What is asked:
[1] In the post about No Man's Sky, how long did the gamer with the early copy claim it took him to reach the center of the galaxy?
[2] List the things the post about No Man's Sky says the game builds procedurally at the moment you encounter them.
[3] Summarize the post about No Man's Sky in two sentences.

Selected extract:
▬▬▬▬▬▬

Tomorrow’s the day.
The hype for this game — in my little world, anyway — has been intense, and with good reason. It’s truly unlike any other game, both in construction and in scope. Nothing exists until you (or someone else) discovers it. Planets, environments, flora, fauna, it’s all built on the fly, procedurally, the moment you encounter it. Once a gamer has discovered it and uploads her findings to the “atlas,” it becomes permanent and available to all other gamers.
It’s been a long wait — more than a year, for me — but as usual, some spoonhead decided to spoil it for others.
Last week, one gamer got his hands on a copy. He uploaded videos of his gaming sessions, knowingly spoiling surprises for thousands, thereby winning bragging rights as Gaming’s Biggest Douche. He also claimed that he reached the center of the galaxy — the game’s purported goal — in 30 hours. That length of play seems short, but so what? There’s always going to be some gamer whose twitch muscle response time is best measured in nanoseconds, some gamer who has more time on her hands than those of us who have families and lives, so “winning” No Man’s Sky is not part of my expectation package.
My expectations are still high, though.

▬▬▬▬▬▬

Provided records:
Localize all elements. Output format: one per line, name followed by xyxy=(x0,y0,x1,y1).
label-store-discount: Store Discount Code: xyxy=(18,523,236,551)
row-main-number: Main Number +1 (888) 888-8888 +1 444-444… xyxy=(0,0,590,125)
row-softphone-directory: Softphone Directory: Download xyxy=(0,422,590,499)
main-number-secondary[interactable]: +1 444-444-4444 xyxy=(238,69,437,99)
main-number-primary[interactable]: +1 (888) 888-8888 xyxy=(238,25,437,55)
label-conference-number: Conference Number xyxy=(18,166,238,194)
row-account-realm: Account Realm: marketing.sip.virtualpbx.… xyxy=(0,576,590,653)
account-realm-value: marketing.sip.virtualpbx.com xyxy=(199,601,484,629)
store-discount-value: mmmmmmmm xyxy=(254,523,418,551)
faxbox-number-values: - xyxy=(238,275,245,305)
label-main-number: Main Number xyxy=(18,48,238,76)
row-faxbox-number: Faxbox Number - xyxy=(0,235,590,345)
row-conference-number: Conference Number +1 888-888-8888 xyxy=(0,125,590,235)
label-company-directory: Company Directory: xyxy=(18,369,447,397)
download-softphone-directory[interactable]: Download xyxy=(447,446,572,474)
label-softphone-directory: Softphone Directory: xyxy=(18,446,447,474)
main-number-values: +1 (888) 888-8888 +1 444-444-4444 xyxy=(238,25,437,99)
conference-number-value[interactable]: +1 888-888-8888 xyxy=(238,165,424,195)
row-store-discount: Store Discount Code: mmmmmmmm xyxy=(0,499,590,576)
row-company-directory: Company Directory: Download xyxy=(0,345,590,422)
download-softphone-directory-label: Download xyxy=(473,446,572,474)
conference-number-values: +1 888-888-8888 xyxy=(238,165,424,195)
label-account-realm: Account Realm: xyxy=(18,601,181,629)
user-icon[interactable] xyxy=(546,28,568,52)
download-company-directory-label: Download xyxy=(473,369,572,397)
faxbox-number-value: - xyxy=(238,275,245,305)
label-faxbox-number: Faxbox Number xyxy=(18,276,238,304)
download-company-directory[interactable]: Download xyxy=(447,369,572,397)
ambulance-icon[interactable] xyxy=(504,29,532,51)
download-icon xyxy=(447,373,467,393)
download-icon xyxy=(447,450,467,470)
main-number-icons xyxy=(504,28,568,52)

▬▬▬▬▬▬

Written answers:
[1] 30 hours

[2] Planets, environments, flora, fauna

[3] No Man's Sky, arriving tomorrow after a long wait, builds planets, environments, flora and fauna procedurally as players discover them, and uploading those findings to the "atlas" makes them permanent for everyone. One gamer spoiled surprises by posting videos from an early copy and claimed he reached the galaxy's center in 30 hours, but the author doesn't expect to "win" the game and still has high expectations.